What is required
Every line of the data that contains the string "coordinate" must be copied.

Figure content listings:
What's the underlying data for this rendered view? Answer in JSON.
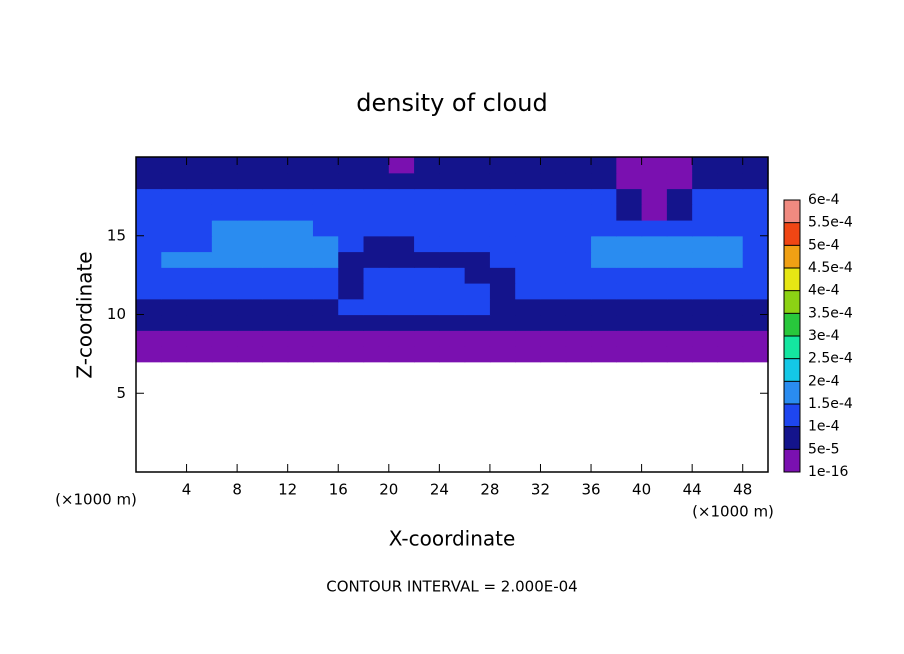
{
  "chart_data": {
    "type": "contour",
    "title": "density of cloud",
    "x_label": "X-coordinate",
    "y_label": "Z-coordinate",
    "axis_unit": "(×1000 m)",
    "annotation": "CONTOUR INTERVAL = 2.000E-04",
    "xlim": [
      0,
      50
    ],
    "ylim": [
      0,
      20
    ],
    "xticks": [
      4,
      8,
      12,
      16,
      20,
      24,
      28,
      32,
      36,
      40,
      44,
      48
    ],
    "yticks": [
      5,
      10,
      15
    ],
    "x": [
      1,
      3,
      5,
      7,
      9,
      11,
      13,
      15,
      17,
      19,
      21,
      23,
      25,
      27,
      29,
      31,
      33,
      35,
      37,
      39,
      41,
      43,
      45,
      47,
      49
    ],
    "y": [
      7.5,
      8.5,
      9.5,
      10.5,
      11.5,
      12.5,
      13.5,
      14.5,
      15.5,
      16.5,
      17.5,
      18.5,
      19.5
    ],
    "z": [
      [
        2e-05,
        2e-05,
        2e-05,
        2e-05,
        2e-05,
        2e-05,
        2e-05,
        2e-05,
        2e-05,
        2e-05,
        2e-05,
        2e-05,
        2e-05,
        2e-05,
        2e-05,
        2e-05,
        2e-05,
        2e-05,
        2e-05,
        2e-05,
        2e-05,
        2e-05,
        2e-05,
        2e-05,
        2e-05
      ],
      [
        4e-05,
        4e-05,
        4e-05,
        4e-05,
        4e-05,
        4e-05,
        4e-05,
        4e-05,
        4e-05,
        4e-05,
        4e-05,
        4e-05,
        4e-05,
        4e-05,
        4e-05,
        2e-05,
        4e-05,
        4e-05,
        4e-05,
        4e-05,
        4e-05,
        4e-05,
        4e-05,
        4e-05,
        4e-05
      ],
      [
        7e-05,
        7e-05,
        7e-05,
        7e-05,
        7e-05,
        7e-05,
        7e-05,
        7e-05,
        7e-05,
        7e-05,
        7e-05,
        7e-05,
        7e-05,
        7e-05,
        6e-05,
        6e-05,
        7e-05,
        7e-05,
        7e-05,
        7e-05,
        7e-05,
        7e-05,
        7e-05,
        7e-05,
        7e-05
      ],
      [
        9e-05,
        9e-05,
        9e-05,
        9e-05,
        9e-05,
        9e-05,
        9e-05,
        9e-05,
        0.00011,
        0.00011,
        0.00011,
        0.00011,
        0.00011,
        0.00011,
        6e-05,
        9e-05,
        9e-05,
        9e-05,
        9e-05,
        9e-05,
        9e-05,
        9e-05,
        9e-05,
        9e-05,
        9e-05
      ],
      [
        0.00011,
        0.00011,
        0.00011,
        0.00011,
        0.00011,
        0.00011,
        0.00011,
        0.00011,
        7e-05,
        0.00012,
        0.00012,
        0.00012,
        0.00012,
        0.00012,
        6e-05,
        0.00011,
        0.00011,
        0.00011,
        0.00011,
        0.00011,
        0.00011,
        0.00011,
        0.00011,
        0.00011,
        0.00011
      ],
      [
        0.00012,
        0.00012,
        0.00012,
        0.00012,
        0.00012,
        0.00012,
        0.00012,
        0.00012,
        7e-05,
        0.00013,
        0.00013,
        0.00013,
        0.00013,
        7e-05,
        7e-05,
        0.00012,
        0.00012,
        0.00012,
        0.00012,
        0.00012,
        0.00012,
        0.00012,
        0.00012,
        0.00012,
        0.00012
      ],
      [
        0.00013,
        0.00015,
        0.00015,
        0.00015,
        0.00015,
        0.00015,
        0.00015,
        0.00015,
        9e-05,
        6e-05,
        6e-05,
        6e-05,
        6e-05,
        6e-05,
        0.00011,
        0.00011,
        0.00011,
        0.00014,
        0.00015,
        0.00015,
        0.00015,
        0.00015,
        0.00015,
        0.00015,
        0.00014
      ],
      [
        0.00013,
        0.00013,
        0.00013,
        0.00016,
        0.00016,
        0.00016,
        0.00016,
        0.00016,
        0.00011,
        8e-05,
        8e-05,
        0.00012,
        0.00012,
        0.00012,
        0.00012,
        0.00012,
        0.00012,
        0.00012,
        0.00016,
        0.00016,
        0.00016,
        0.00016,
        0.00016,
        0.00016,
        0.00014
      ],
      [
        0.00013,
        0.00013,
        0.00013,
        0.00015,
        0.00015,
        0.00015,
        0.00015,
        0.00013,
        0.00011,
        0.00013,
        0.00013,
        0.00013,
        0.00013,
        0.00013,
        0.00013,
        0.00013,
        0.00013,
        0.00013,
        0.00013,
        0.00013,
        0.00013,
        0.00013,
        0.00013,
        0.00013,
        0.00013
      ],
      [
        0.00012,
        0.00012,
        0.00012,
        0.00012,
        0.00012,
        0.00012,
        0.00012,
        0.00012,
        0.00012,
        0.00012,
        0.00012,
        0.00012,
        0.00012,
        0.00012,
        0.00012,
        0.00012,
        0.00012,
        0.00012,
        0.00012,
        8e-05,
        3e-05,
        8e-05,
        0.00012,
        0.00012,
        0.00012
      ],
      [
        0.0001,
        0.0001,
        0.0001,
        0.0001,
        0.0001,
        0.0001,
        0.0001,
        0.0001,
        0.0001,
        0.0001,
        0.0001,
        0.0001,
        0.0001,
        0.0001,
        0.0001,
        0.0001,
        0.0001,
        0.0001,
        0.0001,
        6e-05,
        2e-05,
        5e-05,
        0.0001,
        0.0001,
        0.0001
      ],
      [
        9e-05,
        9e-05,
        9e-05,
        9e-05,
        9e-05,
        9e-05,
        9e-05,
        9e-05,
        9e-05,
        9e-05,
        5e-05,
        9e-05,
        9e-05,
        9e-05,
        9e-05,
        9e-05,
        9e-05,
        9e-05,
        9e-05,
        3e-05,
        2e-05,
        3e-05,
        9e-05,
        9e-05,
        9e-05
      ],
      [
        6e-05,
        6e-05,
        6e-05,
        6e-05,
        6e-05,
        6e-05,
        6e-05,
        6e-05,
        6e-05,
        6e-05,
        4e-05,
        6e-05,
        6e-05,
        6e-05,
        6e-05,
        6e-05,
        6e-05,
        6e-05,
        6e-05,
        2e-05,
        2e-05,
        2e-05,
        6e-05,
        6e-05,
        6e-05
      ]
    ],
    "colorbar": {
      "levels": [
        {
          "value": 1e-16,
          "label": "1e-16"
        },
        {
          "value": 5e-05,
          "label": "5e-5"
        },
        {
          "value": 0.0001,
          "label": "1e-4"
        },
        {
          "value": 0.00015,
          "label": "1.5e-4"
        },
        {
          "value": 0.0002,
          "label": "2e-4"
        },
        {
          "value": 0.00025,
          "label": "2.5e-4"
        },
        {
          "value": 0.0003,
          "label": "3e-4"
        },
        {
          "value": 0.00035,
          "label": "3.5e-4"
        },
        {
          "value": 0.0004,
          "label": "4e-4"
        },
        {
          "value": 0.00045,
          "label": "4.5e-4"
        },
        {
          "value": 0.0005,
          "label": "5e-4"
        },
        {
          "value": 0.00055,
          "label": "5.5e-4"
        },
        {
          "value": 0.0006,
          "label": "6e-4"
        }
      ],
      "colors": [
        "#7a10b0",
        "#14148c",
        "#1e46f0",
        "#2a8cf0",
        "#14c8e6",
        "#14e6a0",
        "#28c83c",
        "#8cd214",
        "#e6e614",
        "#f0a014",
        "#f04614",
        "#f08a80"
      ]
    }
  }
}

Result
    "x_label": "X-coordinate",
    "y_label": "Z-coordinate",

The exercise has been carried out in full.